◆ **DATA FOR THIS TASK**
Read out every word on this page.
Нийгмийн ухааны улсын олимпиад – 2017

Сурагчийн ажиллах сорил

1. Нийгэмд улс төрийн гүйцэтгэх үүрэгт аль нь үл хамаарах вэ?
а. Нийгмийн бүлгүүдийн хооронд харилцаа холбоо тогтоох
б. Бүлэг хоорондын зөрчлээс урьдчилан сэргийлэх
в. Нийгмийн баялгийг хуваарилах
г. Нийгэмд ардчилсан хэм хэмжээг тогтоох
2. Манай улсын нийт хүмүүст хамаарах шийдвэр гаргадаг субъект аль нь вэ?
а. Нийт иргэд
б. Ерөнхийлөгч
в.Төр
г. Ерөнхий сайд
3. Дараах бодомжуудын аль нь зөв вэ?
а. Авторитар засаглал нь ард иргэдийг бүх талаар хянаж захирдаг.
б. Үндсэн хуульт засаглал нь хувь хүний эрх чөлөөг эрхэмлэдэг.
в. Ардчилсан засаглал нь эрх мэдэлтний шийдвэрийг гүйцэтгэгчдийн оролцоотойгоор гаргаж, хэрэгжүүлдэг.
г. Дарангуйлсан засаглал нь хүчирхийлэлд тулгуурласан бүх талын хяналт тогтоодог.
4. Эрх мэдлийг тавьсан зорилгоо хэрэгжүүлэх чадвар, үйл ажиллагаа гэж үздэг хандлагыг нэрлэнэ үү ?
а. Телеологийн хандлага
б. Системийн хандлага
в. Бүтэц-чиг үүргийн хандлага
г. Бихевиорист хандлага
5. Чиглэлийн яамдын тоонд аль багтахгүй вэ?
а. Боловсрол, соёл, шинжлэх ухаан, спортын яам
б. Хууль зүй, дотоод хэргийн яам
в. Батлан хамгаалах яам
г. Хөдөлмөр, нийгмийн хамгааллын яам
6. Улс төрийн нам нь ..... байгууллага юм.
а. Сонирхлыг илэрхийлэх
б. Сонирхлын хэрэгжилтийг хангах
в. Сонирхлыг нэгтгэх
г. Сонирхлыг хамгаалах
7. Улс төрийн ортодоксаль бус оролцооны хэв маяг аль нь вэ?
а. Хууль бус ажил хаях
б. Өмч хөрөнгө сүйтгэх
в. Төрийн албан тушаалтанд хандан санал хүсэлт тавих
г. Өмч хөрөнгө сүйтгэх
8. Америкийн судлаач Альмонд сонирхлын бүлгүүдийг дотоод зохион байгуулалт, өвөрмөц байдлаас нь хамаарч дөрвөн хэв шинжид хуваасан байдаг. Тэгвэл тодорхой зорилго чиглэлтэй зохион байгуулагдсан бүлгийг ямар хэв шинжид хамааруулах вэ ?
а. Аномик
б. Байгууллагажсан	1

◆ **DESCRIPTION OF THE TASK**
Restate each of the entries above verbatim.

◆ **SOLUTION FOR THIS EXERCISE**
Read out every word on this page.
Нийгмийн ухааны улсын олимпиад – 2017

Сурагчийн ажиллах сорил

1. Нийгэмд улс төрийн гүйцэтгэх үүрэгт аль нь үл хамаарах вэ?
а. Нийгмийн бүлгүүдийн хооронд харилцаа холбоо тогтоох
б. Бүлэг хоорондын зөрчлээс урьдчилан сэргийлэх
в. Нийгмийн баялгийг хуваарилах
г. Нийгэмд ардчилсан хэм хэмжээг тогтоох
2. Манай улсын нийт хүмүүст хамаарах шийдвэр гаргадаг субъект аль нь вэ?
а. Нийт иргэд
б. Ерөнхийлөгч
в.Төр
г. Ерөнхий сайд
3. Дараах бодомжуудын аль нь зөв вэ?
а. Авторитар засаглал нь ард иргэдийг бүх талаар хянаж захирдаг.
б. Үндсэн хуульт засаглал нь хувь хүний эрх чөлөөг эрхэмлэдэг.
в. Ардчилсан засаглал нь эрх мэдэлтний шийдвэрийг гүйцэтгэгчдийн оролцоотойгоор гаргаж, хэрэгжүүлдэг.
г. Дарангуйлсан засаглал нь хүчирхийлэлд тулгуурласан бүх талын хяналт тогтоодог.
4. Эрх мэдлийг тавьсан зорилгоо хэрэгжүүлэх чадвар, үйл ажиллагаа гэж үздэг хандлагыг нэрлэнэ үү ?
а. Телеологийн хандлага
б. Системийн хандлага
в. Бүтэц-чиг үүргийн хандлага
г. Бихевиорист хандлага
5. Чиглэлийн яамдын тоонд аль багтахгүй вэ?
а. Боловсрол, соёл, шинжлэх ухаан, спортын яам
б. Хууль зүй, дотоод хэргийн яам
в. Батлан хамгаалах яам
г. Хөдөлмөр, нийгмийн хамгааллын яам
6. Улс төрийн нам нь ..... байгууллага юм.
а. Сонирхлыг илэрхийлэх
б. Сонирхлын хэрэгжилтийг хангах
в. Сонирхлыг нэгтгэх
г. Сонирхлыг хамгаалах
7. Улс төрийн ортодоксаль бус оролцооны хэв маяг аль нь вэ?
а. Хууль бус ажил хаях
б. Өмч хөрөнгө сүйтгэх
в. Төрийн албан тушаалтанд хандан санал хүсэлт тавих
г. Өмч хөрөнгө сүйтгэх
8. Америкийн судлаач Альмонд сонирхлын бүлгүүдийг дотоод зохион байгуулалт, өвөрмөц байдлаас нь хамаарч дөрвөн хэв шинжид хуваасан байдаг. Тэгвэл тодорхой зорилго чиглэлтэй зохион байгуулагдсан бүлгийг ямар хэв шинжид хамааруулах вэ ?
а. Аномик
б. Байгууллагажсан	1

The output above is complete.